Return the entries below verbatim. Pictures stay out.

(Records from a collection of figures)
__________________________________________________
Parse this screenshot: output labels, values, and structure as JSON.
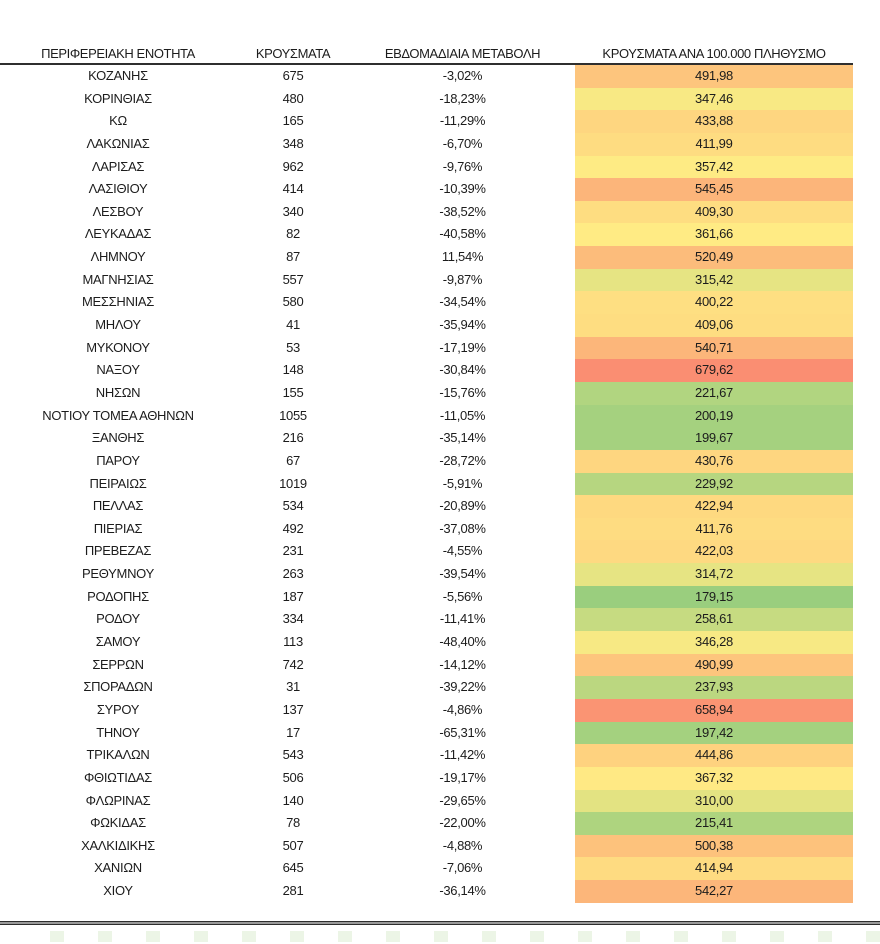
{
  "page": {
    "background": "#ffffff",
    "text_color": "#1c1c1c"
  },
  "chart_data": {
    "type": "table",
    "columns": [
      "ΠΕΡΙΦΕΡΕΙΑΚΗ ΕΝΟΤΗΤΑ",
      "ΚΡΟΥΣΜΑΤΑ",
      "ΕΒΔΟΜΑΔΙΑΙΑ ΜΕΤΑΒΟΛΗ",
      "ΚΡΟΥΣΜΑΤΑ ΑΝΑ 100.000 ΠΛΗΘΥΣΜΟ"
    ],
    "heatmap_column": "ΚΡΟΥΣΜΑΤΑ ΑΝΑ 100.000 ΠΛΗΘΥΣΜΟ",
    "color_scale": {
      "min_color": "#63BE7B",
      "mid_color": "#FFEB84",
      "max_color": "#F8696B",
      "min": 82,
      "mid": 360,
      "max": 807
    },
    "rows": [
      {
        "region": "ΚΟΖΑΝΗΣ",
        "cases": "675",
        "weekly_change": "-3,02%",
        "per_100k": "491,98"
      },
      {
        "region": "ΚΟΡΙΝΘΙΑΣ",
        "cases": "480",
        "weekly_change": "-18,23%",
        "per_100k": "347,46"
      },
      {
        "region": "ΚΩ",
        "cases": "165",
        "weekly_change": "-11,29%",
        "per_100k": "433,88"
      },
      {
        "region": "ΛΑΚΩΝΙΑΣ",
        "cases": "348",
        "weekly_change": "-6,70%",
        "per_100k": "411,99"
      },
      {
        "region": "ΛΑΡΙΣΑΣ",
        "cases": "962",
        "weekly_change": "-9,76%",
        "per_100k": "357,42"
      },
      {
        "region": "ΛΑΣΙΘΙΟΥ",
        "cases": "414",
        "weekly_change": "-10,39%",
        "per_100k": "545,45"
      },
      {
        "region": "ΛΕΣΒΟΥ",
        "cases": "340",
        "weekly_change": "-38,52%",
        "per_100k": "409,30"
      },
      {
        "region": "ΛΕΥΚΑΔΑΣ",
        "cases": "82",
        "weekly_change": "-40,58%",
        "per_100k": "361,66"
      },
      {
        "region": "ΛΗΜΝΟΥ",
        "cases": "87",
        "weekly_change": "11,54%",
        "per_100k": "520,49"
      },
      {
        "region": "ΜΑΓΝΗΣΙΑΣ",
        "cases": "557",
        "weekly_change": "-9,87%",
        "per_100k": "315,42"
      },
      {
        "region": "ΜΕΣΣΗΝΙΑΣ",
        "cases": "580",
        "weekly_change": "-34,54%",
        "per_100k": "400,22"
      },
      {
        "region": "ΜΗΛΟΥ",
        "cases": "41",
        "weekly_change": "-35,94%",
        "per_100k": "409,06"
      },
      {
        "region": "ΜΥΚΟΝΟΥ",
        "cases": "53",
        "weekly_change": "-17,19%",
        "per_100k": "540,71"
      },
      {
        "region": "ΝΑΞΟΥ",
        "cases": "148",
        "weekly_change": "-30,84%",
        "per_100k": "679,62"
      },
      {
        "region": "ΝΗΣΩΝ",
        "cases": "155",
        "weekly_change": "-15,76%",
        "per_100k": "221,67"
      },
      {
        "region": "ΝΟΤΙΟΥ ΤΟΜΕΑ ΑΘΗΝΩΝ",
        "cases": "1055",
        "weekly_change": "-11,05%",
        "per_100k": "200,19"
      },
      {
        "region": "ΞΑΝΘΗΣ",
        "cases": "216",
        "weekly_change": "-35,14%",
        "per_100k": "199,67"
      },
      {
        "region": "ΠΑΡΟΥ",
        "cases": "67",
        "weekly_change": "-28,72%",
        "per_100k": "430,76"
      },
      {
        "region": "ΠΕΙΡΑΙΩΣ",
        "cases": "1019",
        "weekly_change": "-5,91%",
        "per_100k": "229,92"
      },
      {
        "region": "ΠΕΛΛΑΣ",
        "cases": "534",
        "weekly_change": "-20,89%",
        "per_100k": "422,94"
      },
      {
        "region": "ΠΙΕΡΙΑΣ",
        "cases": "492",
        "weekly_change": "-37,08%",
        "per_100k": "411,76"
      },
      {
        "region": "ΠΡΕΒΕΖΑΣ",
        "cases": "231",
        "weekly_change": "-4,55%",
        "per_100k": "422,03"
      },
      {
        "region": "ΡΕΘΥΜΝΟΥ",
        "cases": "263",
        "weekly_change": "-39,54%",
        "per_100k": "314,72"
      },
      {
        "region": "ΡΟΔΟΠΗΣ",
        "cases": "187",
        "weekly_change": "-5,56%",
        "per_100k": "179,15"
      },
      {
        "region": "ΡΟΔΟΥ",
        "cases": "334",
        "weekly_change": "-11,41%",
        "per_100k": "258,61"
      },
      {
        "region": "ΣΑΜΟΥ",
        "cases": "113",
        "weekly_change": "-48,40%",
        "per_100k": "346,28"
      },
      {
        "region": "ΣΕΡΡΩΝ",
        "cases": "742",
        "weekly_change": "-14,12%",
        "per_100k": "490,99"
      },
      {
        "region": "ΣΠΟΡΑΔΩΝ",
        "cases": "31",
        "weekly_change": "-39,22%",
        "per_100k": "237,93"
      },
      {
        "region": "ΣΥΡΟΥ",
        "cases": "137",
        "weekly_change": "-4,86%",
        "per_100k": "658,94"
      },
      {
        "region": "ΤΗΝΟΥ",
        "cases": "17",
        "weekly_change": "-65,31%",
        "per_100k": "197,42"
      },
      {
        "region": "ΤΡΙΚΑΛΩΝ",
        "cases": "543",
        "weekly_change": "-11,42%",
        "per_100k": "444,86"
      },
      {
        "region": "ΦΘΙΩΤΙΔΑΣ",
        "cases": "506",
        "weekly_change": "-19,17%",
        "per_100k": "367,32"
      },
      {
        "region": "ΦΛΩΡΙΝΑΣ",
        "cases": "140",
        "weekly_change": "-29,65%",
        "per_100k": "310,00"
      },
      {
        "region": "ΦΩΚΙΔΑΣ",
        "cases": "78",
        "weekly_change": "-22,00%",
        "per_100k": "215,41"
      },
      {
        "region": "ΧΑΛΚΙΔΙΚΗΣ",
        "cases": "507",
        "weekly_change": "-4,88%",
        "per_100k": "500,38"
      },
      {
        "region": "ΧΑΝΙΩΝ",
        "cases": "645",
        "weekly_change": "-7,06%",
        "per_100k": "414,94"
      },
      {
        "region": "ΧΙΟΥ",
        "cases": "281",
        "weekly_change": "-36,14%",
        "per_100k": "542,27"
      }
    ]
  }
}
__________________________________________________
_WRITTEN RESPONSE:_
Parse this screenshot: output labels, values, and structure as JSON.
{
  "page": {
    "background": "#ffffff",
    "text_color": "#1c1c1c"
  },
  "chart_data": {
    "type": "table",
    "columns": [
      "ΠΕΡΙΦΕΡΕΙΑΚΗ ΕΝΟΤΗΤΑ",
      "ΚΡΟΥΣΜΑΤΑ",
      "ΕΒΔΟΜΑΔΙΑΙΑ ΜΕΤΑΒΟΛΗ",
      "ΚΡΟΥΣΜΑΤΑ ΑΝΑ 100.000 ΠΛΗΘΥΣΜΟ"
    ],
    "heatmap_column": "ΚΡΟΥΣΜΑΤΑ ΑΝΑ 100.000 ΠΛΗΘΥΣΜΟ",
    "color_scale": {
      "min_color": "#63BE7B",
      "mid_color": "#FFEB84",
      "max_color": "#F8696B",
      "min": 82,
      "mid": 360,
      "max": 807
    },
    "rows": [
      {
        "region": "ΚΟΖΑΝΗΣ",
        "cases": "675",
        "weekly_change": "-3,02%",
        "per_100k": "491,98"
      },
      {
        "region": "ΚΟΡΙΝΘΙΑΣ",
        "cases": "480",
        "weekly_change": "-18,23%",
        "per_100k": "347,46"
      },
      {
        "region": "ΚΩ",
        "cases": "165",
        "weekly_change": "-11,29%",
        "per_100k": "433,88"
      },
      {
        "region": "ΛΑΚΩΝΙΑΣ",
        "cases": "348",
        "weekly_change": "-6,70%",
        "per_100k": "411,99"
      },
      {
        "region": "ΛΑΡΙΣΑΣ",
        "cases": "962",
        "weekly_change": "-9,76%",
        "per_100k": "357,42"
      },
      {
        "region": "ΛΑΣΙΘΙΟΥ",
        "cases": "414",
        "weekly_change": "-10,39%",
        "per_100k": "545,45"
      },
      {
        "region": "ΛΕΣΒΟΥ",
        "cases": "340",
        "weekly_change": "-38,52%",
        "per_100k": "409,30"
      },
      {
        "region": "ΛΕΥΚΑΔΑΣ",
        "cases": "82",
        "weekly_change": "-40,58%",
        "per_100k": "361,66"
      },
      {
        "region": "ΛΗΜΝΟΥ",
        "cases": "87",
        "weekly_change": "11,54%",
        "per_100k": "520,49"
      },
      {
        "region": "ΜΑΓΝΗΣΙΑΣ",
        "cases": "557",
        "weekly_change": "-9,87%",
        "per_100k": "315,42"
      },
      {
        "region": "ΜΕΣΣΗΝΙΑΣ",
        "cases": "580",
        "weekly_change": "-34,54%",
        "per_100k": "400,22"
      },
      {
        "region": "ΜΗΛΟΥ",
        "cases": "41",
        "weekly_change": "-35,94%",
        "per_100k": "409,06"
      },
      {
        "region": "ΜΥΚΟΝΟΥ",
        "cases": "53",
        "weekly_change": "-17,19%",
        "per_100k": "540,71"
      },
      {
        "region": "ΝΑΞΟΥ",
        "cases": "148",
        "weekly_change": "-30,84%",
        "per_100k": "679,62"
      },
      {
        "region": "ΝΗΣΩΝ",
        "cases": "155",
        "weekly_change": "-15,76%",
        "per_100k": "221,67"
      },
      {
        "region": "ΝΟΤΙΟΥ ΤΟΜΕΑ ΑΘΗΝΩΝ",
        "cases": "1055",
        "weekly_change": "-11,05%",
        "per_100k": "200,19"
      },
      {
        "region": "ΞΑΝΘΗΣ",
        "cases": "216",
        "weekly_change": "-35,14%",
        "per_100k": "199,67"
      },
      {
        "region": "ΠΑΡΟΥ",
        "cases": "67",
        "weekly_change": "-28,72%",
        "per_100k": "430,76"
      },
      {
        "region": "ΠΕΙΡΑΙΩΣ",
        "cases": "1019",
        "weekly_change": "-5,91%",
        "per_100k": "229,92"
      },
      {
        "region": "ΠΕΛΛΑΣ",
        "cases": "534",
        "weekly_change": "-20,89%",
        "per_100k": "422,94"
      },
      {
        "region": "ΠΙΕΡΙΑΣ",
        "cases": "492",
        "weekly_change": "-37,08%",
        "per_100k": "411,76"
      },
      {
        "region": "ΠΡΕΒΕΖΑΣ",
        "cases": "231",
        "weekly_change": "-4,55%",
        "per_100k": "422,03"
      },
      {
        "region": "ΡΕΘΥΜΝΟΥ",
        "cases": "263",
        "weekly_change": "-39,54%",
        "per_100k": "314,72"
      },
      {
        "region": "ΡΟΔΟΠΗΣ",
        "cases": "187",
        "weekly_change": "-5,56%",
        "per_100k": "179,15"
      },
      {
        "region": "ΡΟΔΟΥ",
        "cases": "334",
        "weekly_change": "-11,41%",
        "per_100k": "258,61"
      },
      {
        "region": "ΣΑΜΟΥ",
        "cases": "113",
        "weekly_change": "-48,40%",
        "per_100k": "346,28"
      },
      {
        "region": "ΣΕΡΡΩΝ",
        "cases": "742",
        "weekly_change": "-14,12%",
        "per_100k": "490,99"
      },
      {
        "region": "ΣΠΟΡΑΔΩΝ",
        "cases": "31",
        "weekly_change": "-39,22%",
        "per_100k": "237,93"
      },
      {
        "region": "ΣΥΡΟΥ",
        "cases": "137",
        "weekly_change": "-4,86%",
        "per_100k": "658,94"
      },
      {
        "region": "ΤΗΝΟΥ",
        "cases": "17",
        "weekly_change": "-65,31%",
        "per_100k": "197,42"
      },
      {
        "region": "ΤΡΙΚΑΛΩΝ",
        "cases": "543",
        "weekly_change": "-11,42%",
        "per_100k": "444,86"
      },
      {
        "region": "ΦΘΙΩΤΙΔΑΣ",
        "cases": "506",
        "weekly_change": "-19,17%",
        "per_100k": "367,32"
      },
      {
        "region": "ΦΛΩΡΙΝΑΣ",
        "cases": "140",
        "weekly_change": "-29,65%",
        "per_100k": "310,00"
      },
      {
        "region": "ΦΩΚΙΔΑΣ",
        "cases": "78",
        "weekly_change": "-22,00%",
        "per_100k": "215,41"
      },
      {
        "region": "ΧΑΛΚΙΔΙΚΗΣ",
        "cases": "507",
        "weekly_change": "-4,88%",
        "per_100k": "500,38"
      },
      {
        "region": "ΧΑΝΙΩΝ",
        "cases": "645",
        "weekly_change": "-7,06%",
        "per_100k": "414,94"
      },
      {
        "region": "ΧΙΟΥ",
        "cases": "281",
        "weekly_change": "-36,14%",
        "per_100k": "542,27"
      }
    ]
  }
}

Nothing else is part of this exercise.